**Written task**. Please copy every entry below, changing "elements" to "components" wherever it occurs and leaving all other text unchanged. Leave the pictures out.

**Input material**.
————
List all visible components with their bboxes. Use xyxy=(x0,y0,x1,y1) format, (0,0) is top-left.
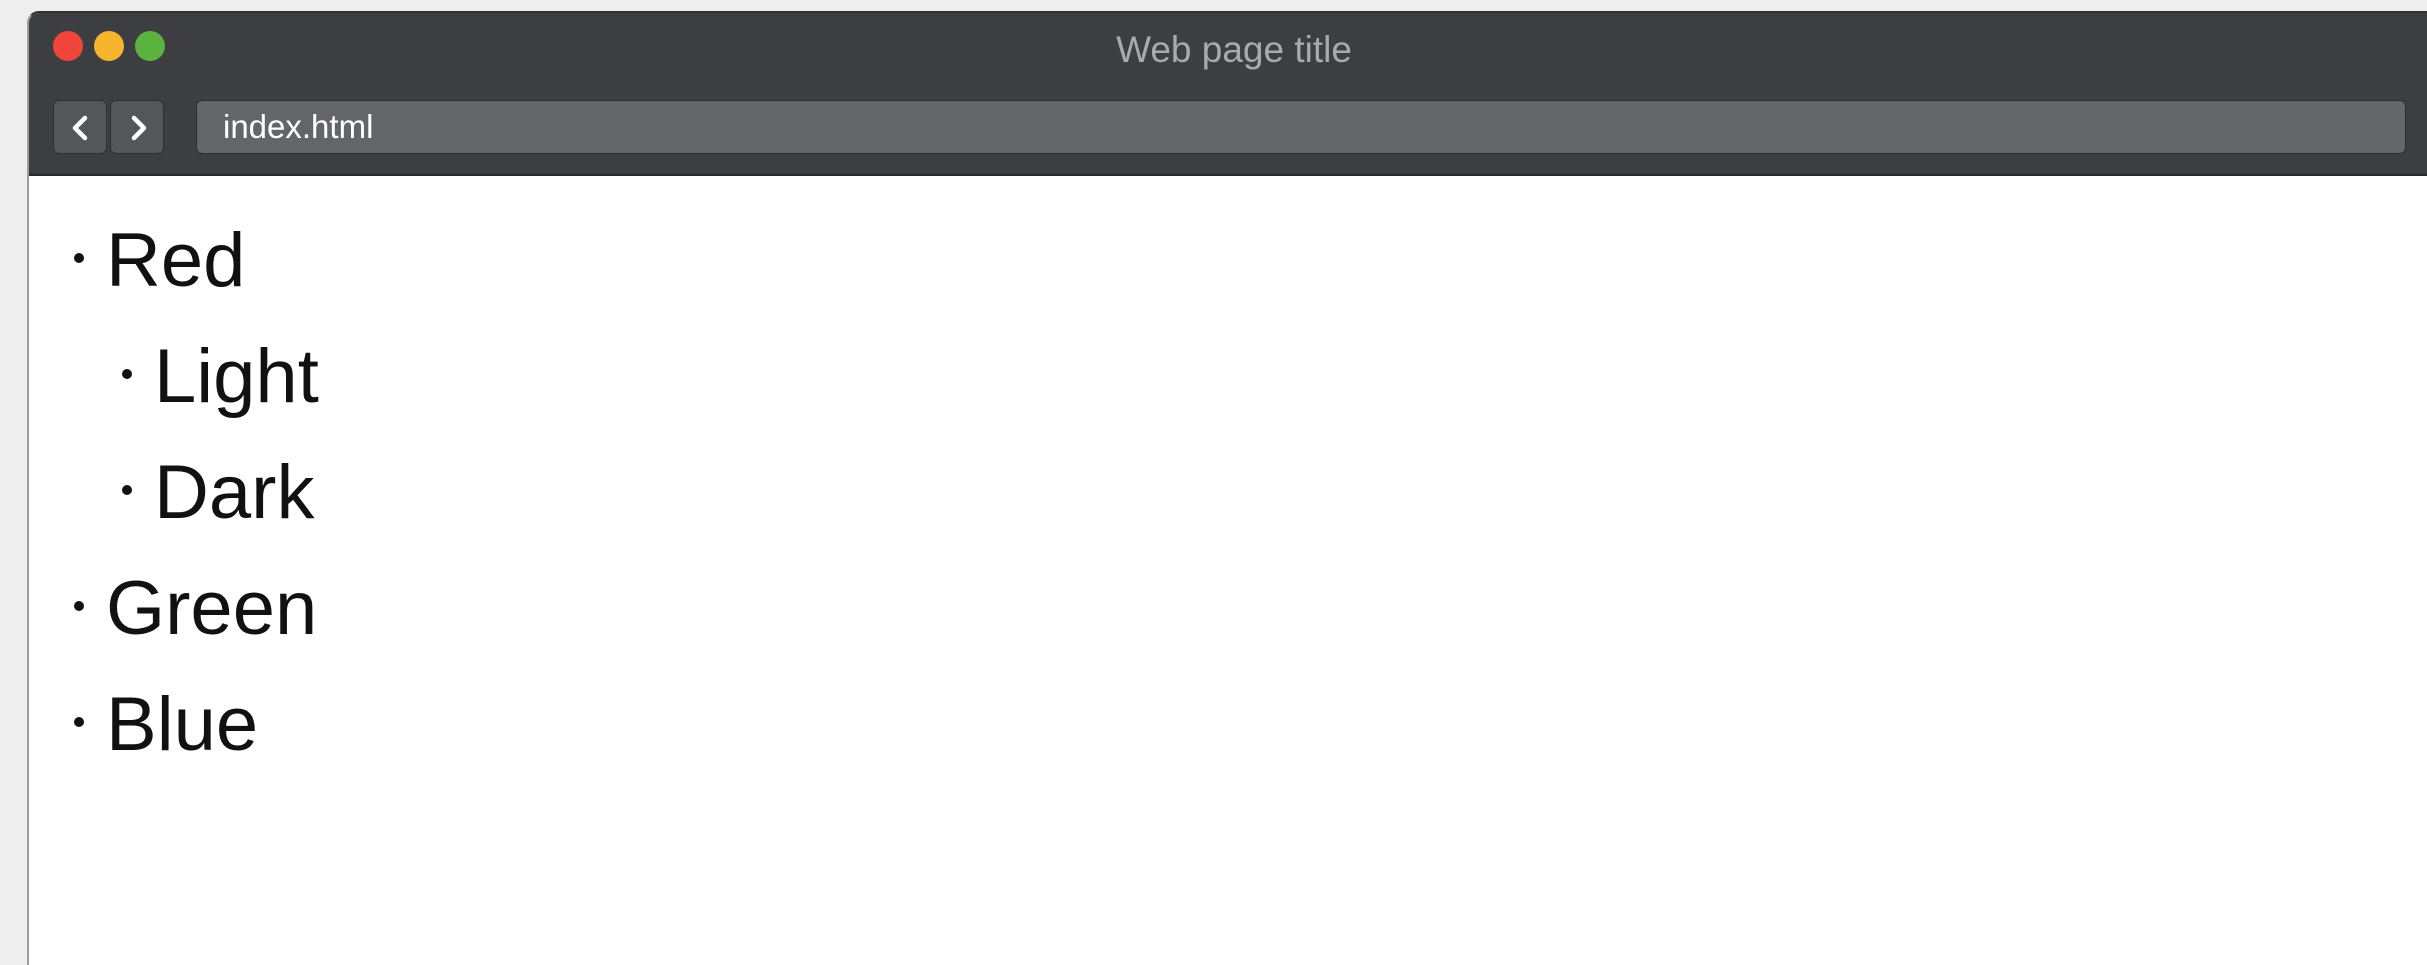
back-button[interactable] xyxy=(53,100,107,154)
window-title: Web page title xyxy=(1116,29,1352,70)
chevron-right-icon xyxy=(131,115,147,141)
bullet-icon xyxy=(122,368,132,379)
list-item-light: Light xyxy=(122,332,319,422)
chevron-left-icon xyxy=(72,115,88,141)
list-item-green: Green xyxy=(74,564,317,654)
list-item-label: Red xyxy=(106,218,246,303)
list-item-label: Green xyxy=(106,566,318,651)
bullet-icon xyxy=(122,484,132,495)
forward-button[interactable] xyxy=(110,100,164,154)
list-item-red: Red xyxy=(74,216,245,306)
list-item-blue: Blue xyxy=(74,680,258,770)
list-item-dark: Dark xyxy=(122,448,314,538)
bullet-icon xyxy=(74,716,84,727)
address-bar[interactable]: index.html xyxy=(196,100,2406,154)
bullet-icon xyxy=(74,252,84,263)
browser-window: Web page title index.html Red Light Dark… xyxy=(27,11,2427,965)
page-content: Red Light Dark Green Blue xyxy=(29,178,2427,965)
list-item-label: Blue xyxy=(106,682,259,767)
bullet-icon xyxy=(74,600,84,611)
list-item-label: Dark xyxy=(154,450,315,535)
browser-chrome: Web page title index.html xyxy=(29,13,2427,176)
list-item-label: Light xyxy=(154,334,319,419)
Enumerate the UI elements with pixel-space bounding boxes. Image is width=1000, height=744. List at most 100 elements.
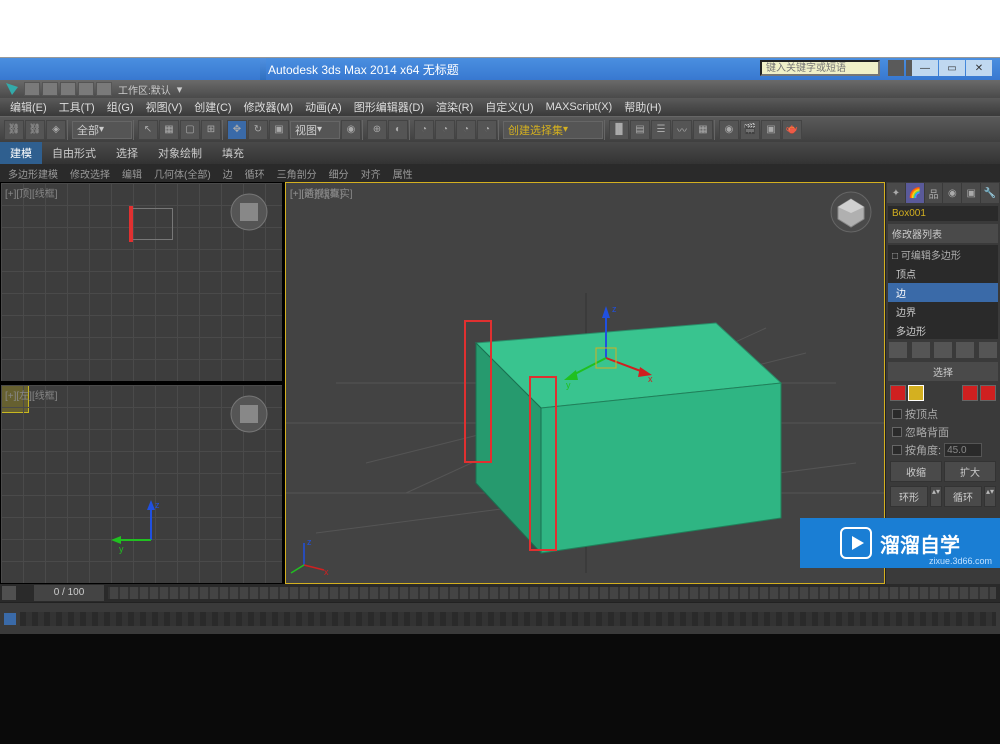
————
**Complete answer**.
List all visible components with their bboxes. Use xyxy=(x0,y0,x1,y1) format, (0,0) is top-left.
back-button[interactable] xyxy=(53,100,107,154)
window-title: Web page title xyxy=(1116,29,1352,70)
chevron-right-icon xyxy=(131,115,147,141)
bullet-icon xyxy=(122,368,132,379)
list-item-light: Light xyxy=(122,332,319,422)
chevron-left-icon xyxy=(72,115,88,141)
list-item-green: Green xyxy=(74,564,317,654)
list-item-label: Red xyxy=(106,218,246,303)
list-item-label: Green xyxy=(106,566,318,651)
bullet-icon xyxy=(122,484,132,495)
forward-button[interactable] xyxy=(110,100,164,154)
list-item-red: Red xyxy=(74,216,245,306)
list-item-blue: Blue xyxy=(74,680,258,770)
list-item-dark: Dark xyxy=(122,448,314,538)
bullet-icon xyxy=(74,716,84,727)
address-bar[interactable]: index.html xyxy=(196,100,2406,154)
bullet-icon xyxy=(74,252,84,263)
browser-window: Web page title index.html Red Light Dark… xyxy=(27,11,2427,965)
page-content: Red Light Dark Green Blue xyxy=(29,178,2427,965)
list-item-label: Blue xyxy=(106,682,259,767)
bullet-icon xyxy=(74,600,84,611)
list-item-label: Dark xyxy=(154,450,315,535)
browser-chrome: Web page title index.html xyxy=(29,13,2427,176)
list-item-label: Light xyxy=(154,334,319,419)
Enumerate the UI components with pixel-space bounding boxes. Image is width=1000, height=744. List at most 100 components.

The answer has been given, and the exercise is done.